Short problem:
Please output the records below in full, exactly as given, but without the images.

Supplied material:
--- Begin ---

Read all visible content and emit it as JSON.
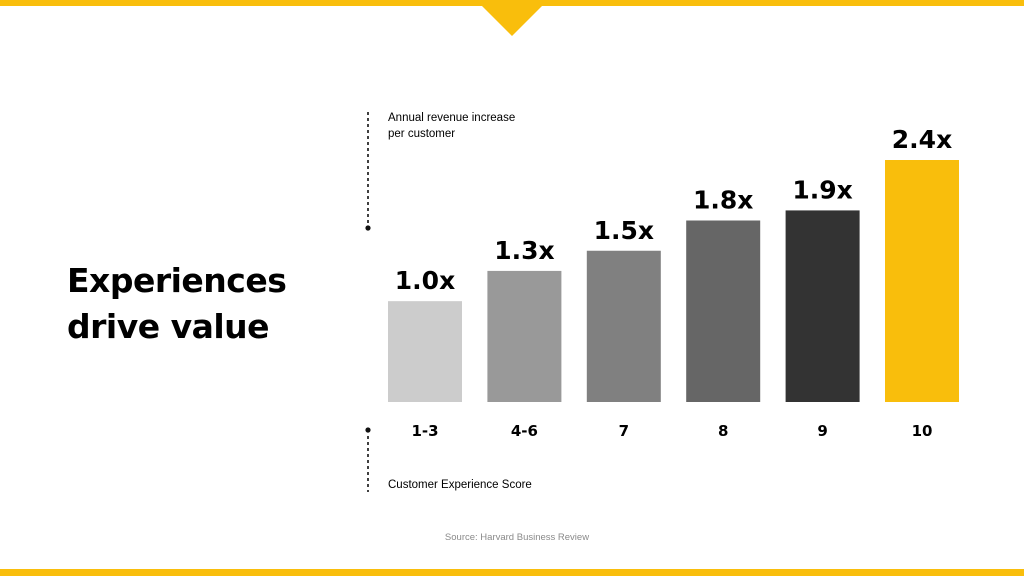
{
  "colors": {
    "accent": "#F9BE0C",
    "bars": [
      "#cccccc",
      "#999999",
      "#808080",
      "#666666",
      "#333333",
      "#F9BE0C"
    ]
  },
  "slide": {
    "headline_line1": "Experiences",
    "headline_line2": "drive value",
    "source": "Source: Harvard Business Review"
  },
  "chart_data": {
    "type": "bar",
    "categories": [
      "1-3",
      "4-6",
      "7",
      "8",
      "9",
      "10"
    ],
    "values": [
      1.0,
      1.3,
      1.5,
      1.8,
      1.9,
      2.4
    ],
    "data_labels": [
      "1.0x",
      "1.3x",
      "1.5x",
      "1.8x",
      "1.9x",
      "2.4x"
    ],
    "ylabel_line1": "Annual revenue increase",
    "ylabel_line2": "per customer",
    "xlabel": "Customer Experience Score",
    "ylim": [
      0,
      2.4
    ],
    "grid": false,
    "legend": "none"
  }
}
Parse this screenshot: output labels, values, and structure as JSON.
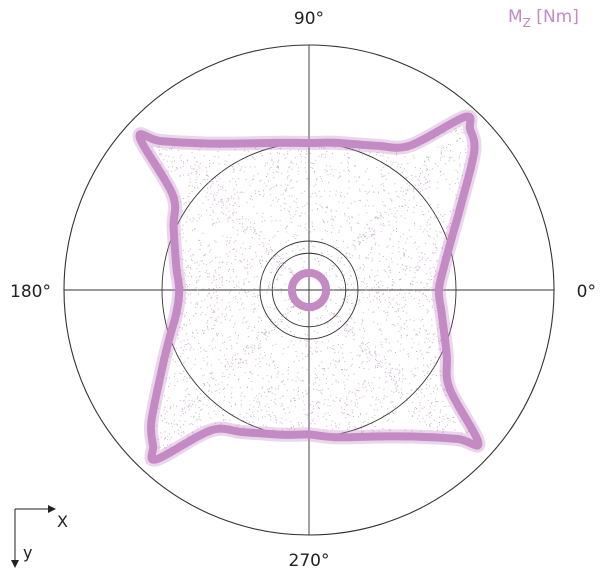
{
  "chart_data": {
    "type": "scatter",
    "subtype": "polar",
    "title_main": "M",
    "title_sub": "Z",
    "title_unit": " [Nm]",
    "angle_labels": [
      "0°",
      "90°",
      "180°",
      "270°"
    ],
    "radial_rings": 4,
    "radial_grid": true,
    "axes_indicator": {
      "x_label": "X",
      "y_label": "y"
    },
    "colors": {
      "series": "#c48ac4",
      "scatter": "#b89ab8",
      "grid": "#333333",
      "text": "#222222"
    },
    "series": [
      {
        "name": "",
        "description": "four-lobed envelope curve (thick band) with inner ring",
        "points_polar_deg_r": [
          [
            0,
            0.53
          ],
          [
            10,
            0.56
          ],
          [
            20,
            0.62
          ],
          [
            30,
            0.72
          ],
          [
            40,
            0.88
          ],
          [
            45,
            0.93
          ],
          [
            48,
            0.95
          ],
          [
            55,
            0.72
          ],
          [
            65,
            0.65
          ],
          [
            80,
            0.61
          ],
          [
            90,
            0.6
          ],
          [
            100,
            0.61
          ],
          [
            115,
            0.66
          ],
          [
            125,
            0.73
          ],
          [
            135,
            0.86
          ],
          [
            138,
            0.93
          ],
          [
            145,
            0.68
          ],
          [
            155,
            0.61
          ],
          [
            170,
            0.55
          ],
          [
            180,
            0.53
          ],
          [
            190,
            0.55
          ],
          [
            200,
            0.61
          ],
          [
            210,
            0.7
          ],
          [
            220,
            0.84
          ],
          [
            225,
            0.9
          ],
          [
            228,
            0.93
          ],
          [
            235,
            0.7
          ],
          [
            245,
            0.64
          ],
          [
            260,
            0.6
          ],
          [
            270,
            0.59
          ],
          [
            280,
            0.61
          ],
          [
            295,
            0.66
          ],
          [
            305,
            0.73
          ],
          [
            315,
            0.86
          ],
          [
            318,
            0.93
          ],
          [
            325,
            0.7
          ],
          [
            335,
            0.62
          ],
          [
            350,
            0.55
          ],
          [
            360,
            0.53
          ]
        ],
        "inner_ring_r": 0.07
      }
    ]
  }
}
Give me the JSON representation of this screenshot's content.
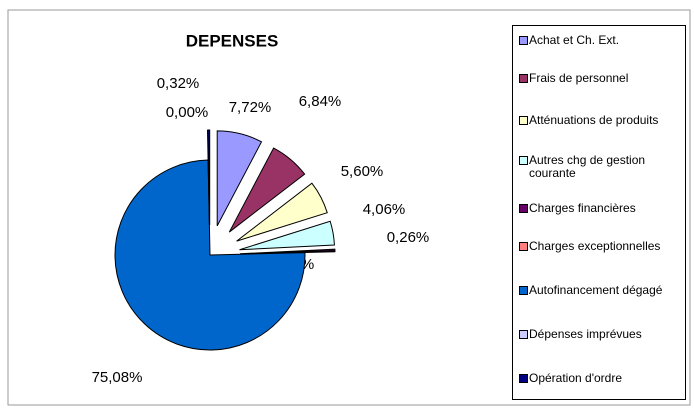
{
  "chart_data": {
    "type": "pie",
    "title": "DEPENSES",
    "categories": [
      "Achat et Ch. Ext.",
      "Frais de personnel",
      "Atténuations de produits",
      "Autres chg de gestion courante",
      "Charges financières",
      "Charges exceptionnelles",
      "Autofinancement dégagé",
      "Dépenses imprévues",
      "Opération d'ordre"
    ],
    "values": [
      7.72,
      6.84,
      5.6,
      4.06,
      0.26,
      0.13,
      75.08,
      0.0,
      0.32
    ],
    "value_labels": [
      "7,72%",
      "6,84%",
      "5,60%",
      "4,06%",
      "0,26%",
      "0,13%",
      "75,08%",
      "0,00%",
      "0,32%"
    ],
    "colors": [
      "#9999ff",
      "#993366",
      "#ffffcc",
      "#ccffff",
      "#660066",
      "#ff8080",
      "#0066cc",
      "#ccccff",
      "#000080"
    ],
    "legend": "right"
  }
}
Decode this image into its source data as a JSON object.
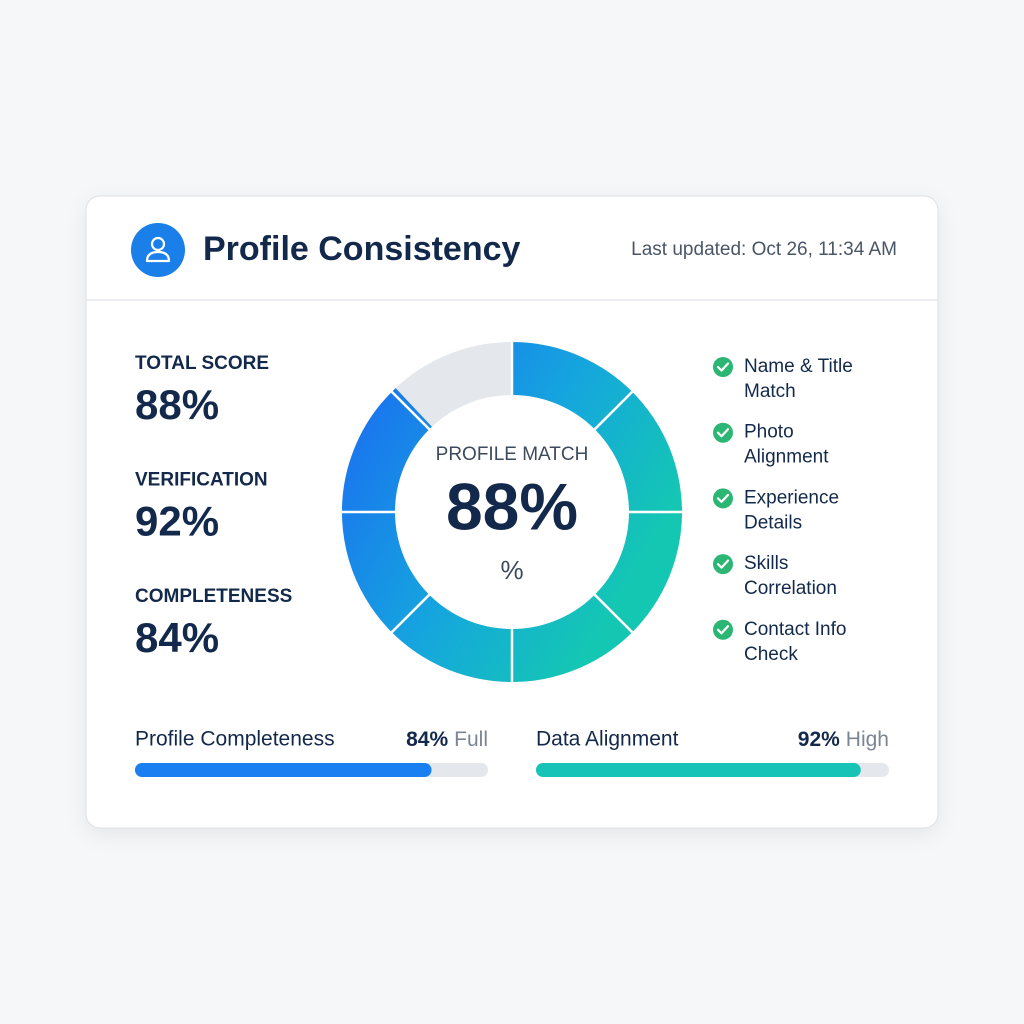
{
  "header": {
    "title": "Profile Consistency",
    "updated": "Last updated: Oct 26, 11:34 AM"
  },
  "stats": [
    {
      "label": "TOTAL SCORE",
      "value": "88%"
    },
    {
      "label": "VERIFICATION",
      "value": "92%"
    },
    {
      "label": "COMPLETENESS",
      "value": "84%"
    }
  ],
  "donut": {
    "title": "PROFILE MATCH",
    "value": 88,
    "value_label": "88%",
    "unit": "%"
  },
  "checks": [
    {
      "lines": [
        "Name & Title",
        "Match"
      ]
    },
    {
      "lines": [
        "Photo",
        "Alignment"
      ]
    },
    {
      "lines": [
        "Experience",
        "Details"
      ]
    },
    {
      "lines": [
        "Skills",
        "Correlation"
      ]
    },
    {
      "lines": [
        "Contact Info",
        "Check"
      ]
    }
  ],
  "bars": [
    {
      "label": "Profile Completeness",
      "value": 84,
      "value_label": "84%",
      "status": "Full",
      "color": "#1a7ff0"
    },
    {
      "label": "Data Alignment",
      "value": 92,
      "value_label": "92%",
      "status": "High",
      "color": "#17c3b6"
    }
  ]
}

--- End ---

Result for this exercise:
Read all visible content and emit it as JSON.
{
  "colors": {
    "accent": "#F9BE0C",
    "bars": [
      "#cccccc",
      "#999999",
      "#808080",
      "#666666",
      "#333333",
      "#F9BE0C"
    ]
  },
  "slide": {
    "headline_line1": "Experiences",
    "headline_line2": "drive value",
    "source": "Source: Harvard Business Review"
  },
  "chart_data": {
    "type": "bar",
    "categories": [
      "1-3",
      "4-6",
      "7",
      "8",
      "9",
      "10"
    ],
    "values": [
      1.0,
      1.3,
      1.5,
      1.8,
      1.9,
      2.4
    ],
    "data_labels": [
      "1.0x",
      "1.3x",
      "1.5x",
      "1.8x",
      "1.9x",
      "2.4x"
    ],
    "ylabel_line1": "Annual revenue increase",
    "ylabel_line2": "per customer",
    "xlabel": "Customer Experience Score",
    "ylim": [
      0,
      2.4
    ],
    "grid": false,
    "legend": "none"
  }
}
Parse this screenshot: output labels, values, and structure as JSON.
{
  "chart_data": {
    "type": "scatter",
    "subtype": "polar",
    "title_main": "M",
    "title_sub": "Z",
    "title_unit": " [Nm]",
    "angle_labels": [
      "0°",
      "90°",
      "180°",
      "270°"
    ],
    "radial_rings": 4,
    "radial_grid": true,
    "axes_indicator": {
      "x_label": "X",
      "y_label": "y"
    },
    "colors": {
      "series": "#c48ac4",
      "scatter": "#b89ab8",
      "grid": "#333333",
      "text": "#222222"
    },
    "series": [
      {
        "name": "",
        "description": "four-lobed envelope curve (thick band) with inner ring",
        "points_polar_deg_r": [
          [
            0,
            0.53
          ],
          [
            10,
            0.56
          ],
          [
            20,
            0.62
          ],
          [
            30,
            0.72
          ],
          [
            40,
            0.88
          ],
          [
            45,
            0.93
          ],
          [
            48,
            0.95
          ],
          [
            55,
            0.72
          ],
          [
            65,
            0.65
          ],
          [
            80,
            0.61
          ],
          [
            90,
            0.6
          ],
          [
            100,
            0.61
          ],
          [
            115,
            0.66
          ],
          [
            125,
            0.73
          ],
          [
            135,
            0.86
          ],
          [
            138,
            0.93
          ],
          [
            145,
            0.68
          ],
          [
            155,
            0.61
          ],
          [
            170,
            0.55
          ],
          [
            180,
            0.53
          ],
          [
            190,
            0.55
          ],
          [
            200,
            0.61
          ],
          [
            210,
            0.7
          ],
          [
            220,
            0.84
          ],
          [
            225,
            0.9
          ],
          [
            228,
            0.93
          ],
          [
            235,
            0.7
          ],
          [
            245,
            0.64
          ],
          [
            260,
            0.6
          ],
          [
            270,
            0.59
          ],
          [
            280,
            0.61
          ],
          [
            295,
            0.66
          ],
          [
            305,
            0.73
          ],
          [
            315,
            0.86
          ],
          [
            318,
            0.93
          ],
          [
            325,
            0.7
          ],
          [
            335,
            0.62
          ],
          [
            350,
            0.55
          ],
          [
            360,
            0.53
          ]
        ],
        "inner_ring_r": 0.07
      }
    ]
  }
}
Give me the JSON representation of this screenshot's content.
{
  "chart_data": {
    "type": "pie",
    "title": "DEPENSES",
    "categories": [
      "Achat et Ch. Ext.",
      "Frais de personnel",
      "Atténuations de produits",
      "Autres chg de gestion courante",
      "Charges financières",
      "Charges exceptionnelles",
      "Autofinancement dégagé",
      "Dépenses imprévues",
      "Opération d'ordre"
    ],
    "values": [
      7.72,
      6.84,
      5.6,
      4.06,
      0.26,
      0.13,
      75.08,
      0.0,
      0.32
    ],
    "value_labels": [
      "7,72%",
      "6,84%",
      "5,60%",
      "4,06%",
      "0,26%",
      "0,13%",
      "75,08%",
      "0,00%",
      "0,32%"
    ],
    "colors": [
      "#9999ff",
      "#993366",
      "#ffffcc",
      "#ccffff",
      "#660066",
      "#ff8080",
      "#0066cc",
      "#ccccff",
      "#000080"
    ],
    "legend": "right"
  }
}
Decode this image into its source data as a JSON object.
{
  "header": {
    "title": "Profile Consistency",
    "updated": "Last updated: Oct 26, 11:34 AM"
  },
  "stats": [
    {
      "label": "TOTAL SCORE",
      "value": "88%"
    },
    {
      "label": "VERIFICATION",
      "value": "92%"
    },
    {
      "label": "COMPLETENESS",
      "value": "84%"
    }
  ],
  "donut": {
    "title": "PROFILE MATCH",
    "value": 88,
    "value_label": "88%",
    "unit": "%"
  },
  "checks": [
    {
      "lines": [
        "Name & Title",
        "Match"
      ]
    },
    {
      "lines": [
        "Photo",
        "Alignment"
      ]
    },
    {
      "lines": [
        "Experience",
        "Details"
      ]
    },
    {
      "lines": [
        "Skills",
        "Correlation"
      ]
    },
    {
      "lines": [
        "Contact Info",
        "Check"
      ]
    }
  ],
  "bars": [
    {
      "label": "Profile Completeness",
      "value": 84,
      "value_label": "84%",
      "status": "Full",
      "color": "#1a7ff0"
    },
    {
      "label": "Data Alignment",
      "value": 92,
      "value_label": "92%",
      "status": "High",
      "color": "#17c3b6"
    }
  ]
}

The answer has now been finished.